Set task:
Skip every image and restate the data word for word.

Material:
□ □ □ □

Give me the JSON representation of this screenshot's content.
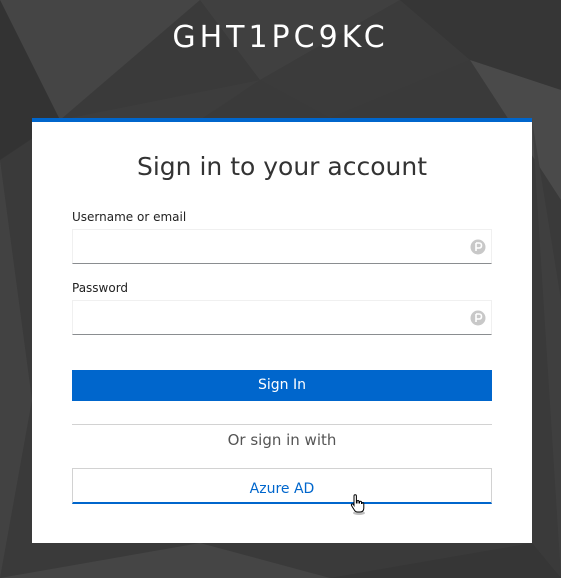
{
  "realm": {
    "title": "GHT1PC9KC"
  },
  "login": {
    "heading": "Sign in to your account",
    "username_label": "Username or email",
    "username_value": "",
    "password_label": "Password",
    "password_value": "",
    "signin_label": "Sign In",
    "or_text": "Or sign in with",
    "providers": [
      {
        "label": "Azure AD"
      }
    ]
  },
  "colors": {
    "accent": "#0066cc",
    "background": "#3c3c3c",
    "card": "#ffffff"
  },
  "icons": {
    "password_manager": "password-manager-icon",
    "cursor": "hand-pointer-icon"
  }
}
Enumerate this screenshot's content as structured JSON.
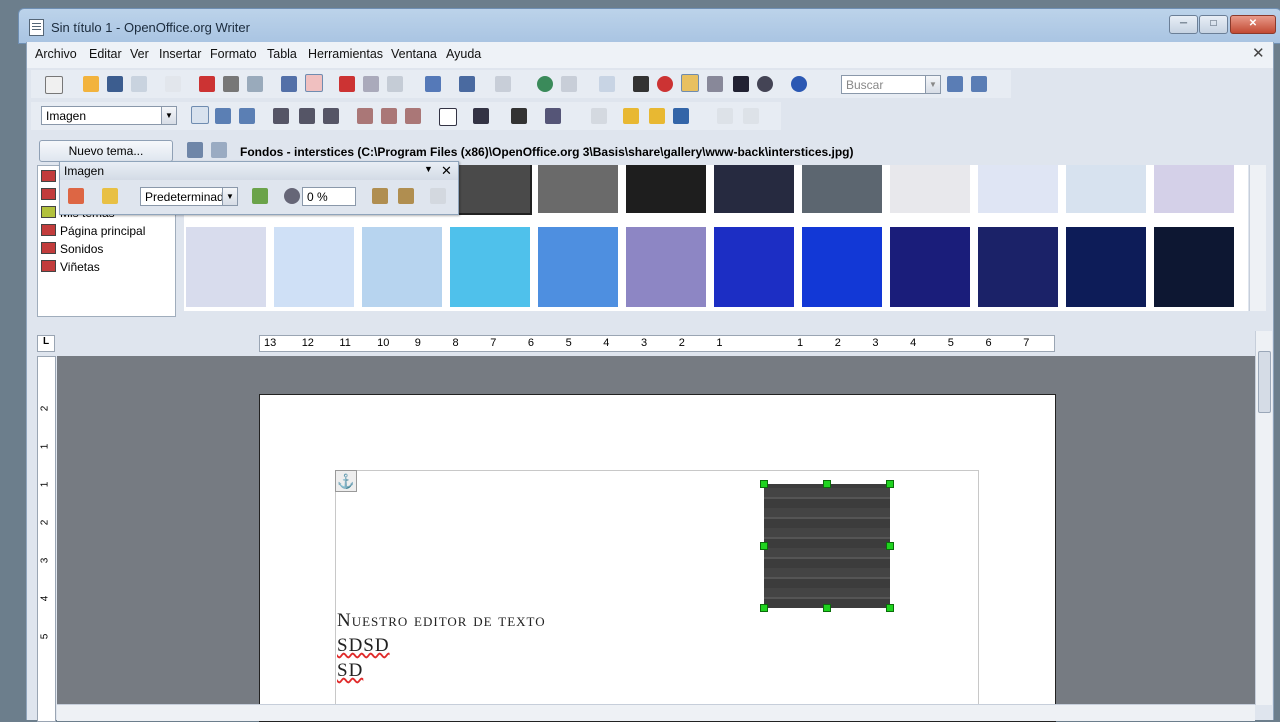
{
  "window": {
    "title": "Sin título 1 - OpenOffice.org Writer",
    "min": "─",
    "max": "□",
    "close": "✕"
  },
  "menu": [
    "Archivo",
    "Editar",
    "Ver",
    "Insertar",
    "Formato",
    "Tabla",
    "Herramientas",
    "Ventana",
    "Ayuda"
  ],
  "doc_close": "✕",
  "toolbar": {
    "search_placeholder": "Buscar",
    "style_value": "Imagen"
  },
  "gallery": {
    "new_theme_label": "Nuevo tema...",
    "path": "Fondos - interstices (C:\\Program Files (x86)\\OpenOffice.org 3\\Basis\\share\\gallery\\www-back\\interstices.jpg)",
    "themes": [
      "Mis temas",
      "Página principal",
      "Sonidos",
      "Viñetas"
    ],
    "thumb_colors": [
      [
        "#d8d8d8",
        "#9a9aa8",
        "#8c8c8c",
        "#4a4a4a",
        "#6a6a6a",
        "#1e1e1e",
        "#262a40",
        "#5c6670",
        "#e8e8ec",
        "#dfe5f4",
        "#d7e2ef",
        "#d4d0e8"
      ],
      [
        "#d8dced",
        "#cfe0f6",
        "#b7d4ef",
        "#4fc1eb",
        "#4e8fe0",
        "#8d86c4",
        "#1c2ec4",
        "#1238d6",
        "#1a1d7a",
        "#1b2268",
        "#0d1c58",
        "#0d1732"
      ]
    ]
  },
  "imagen_bar": {
    "title": "Imagen",
    "mode": "Predeterminad",
    "transparency": "0 %",
    "close": "✕"
  },
  "ruler": {
    "left_ticks": [
      "13",
      "12",
      "11",
      "10",
      "9",
      "8",
      "7",
      "6",
      "5",
      "4",
      "3",
      "2",
      "1"
    ],
    "right_ticks": [
      "1",
      "2",
      "3",
      "4",
      "5",
      "6",
      "7"
    ],
    "corner": "L"
  },
  "vruler_ticks": [
    "2",
    "1",
    "1",
    "2",
    "3",
    "4",
    "5"
  ],
  "document": {
    "lines": [
      "Nuestro editor de texto",
      "SDSD",
      "SD"
    ]
  }
}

□ □ □ □

Exercise solution:
Give me the JSON representation of this screenshot's content.
{
  "realm": {
    "title": "GHT1PC9KC"
  },
  "login": {
    "heading": "Sign in to your account",
    "username_label": "Username or email",
    "username_value": "",
    "password_label": "Password",
    "password_value": "",
    "signin_label": "Sign In",
    "or_text": "Or sign in with",
    "providers": [
      {
        "label": "Azure AD"
      }
    ]
  },
  "colors": {
    "accent": "#0066cc",
    "background": "#3c3c3c",
    "card": "#ffffff"
  },
  "icons": {
    "password_manager": "password-manager-icon",
    "cursor": "hand-pointer-icon"
  }
}
Enumerate this screenshot's content as structured JSON.
{
  "window": {
    "title": "Sin título 1 - OpenOffice.org Writer",
    "min": "─",
    "max": "□",
    "close": "✕"
  },
  "menu": [
    "Archivo",
    "Editar",
    "Ver",
    "Insertar",
    "Formato",
    "Tabla",
    "Herramientas",
    "Ventana",
    "Ayuda"
  ],
  "doc_close": "✕",
  "toolbar": {
    "search_placeholder": "Buscar",
    "style_value": "Imagen"
  },
  "gallery": {
    "new_theme_label": "Nuevo tema...",
    "path": "Fondos - interstices (C:\\Program Files (x86)\\OpenOffice.org 3\\Basis\\share\\gallery\\www-back\\interstices.jpg)",
    "themes": [
      "Mis temas",
      "Página principal",
      "Sonidos",
      "Viñetas"
    ],
    "thumb_colors": [
      [
        "#d8d8d8",
        "#9a9aa8",
        "#8c8c8c",
        "#4a4a4a",
        "#6a6a6a",
        "#1e1e1e",
        "#262a40",
        "#5c6670",
        "#e8e8ec",
        "#dfe5f4",
        "#d7e2ef",
        "#d4d0e8"
      ],
      [
        "#d8dced",
        "#cfe0f6",
        "#b7d4ef",
        "#4fc1eb",
        "#4e8fe0",
        "#8d86c4",
        "#1c2ec4",
        "#1238d6",
        "#1a1d7a",
        "#1b2268",
        "#0d1c58",
        "#0d1732"
      ]
    ]
  },
  "imagen_bar": {
    "title": "Imagen",
    "mode": "Predeterminad",
    "transparency": "0 %",
    "close": "✕"
  },
  "ruler": {
    "left_ticks": [
      "13",
      "12",
      "11",
      "10",
      "9",
      "8",
      "7",
      "6",
      "5",
      "4",
      "3",
      "2",
      "1"
    ],
    "right_ticks": [
      "1",
      "2",
      "3",
      "4",
      "5",
      "6",
      "7"
    ],
    "corner": "L"
  },
  "vruler_ticks": [
    "2",
    "1",
    "1",
    "2",
    "3",
    "4",
    "5"
  ],
  "document": {
    "lines": [
      "Nuestro editor de texto",
      "SDSD",
      "SD"
    ]
  }
}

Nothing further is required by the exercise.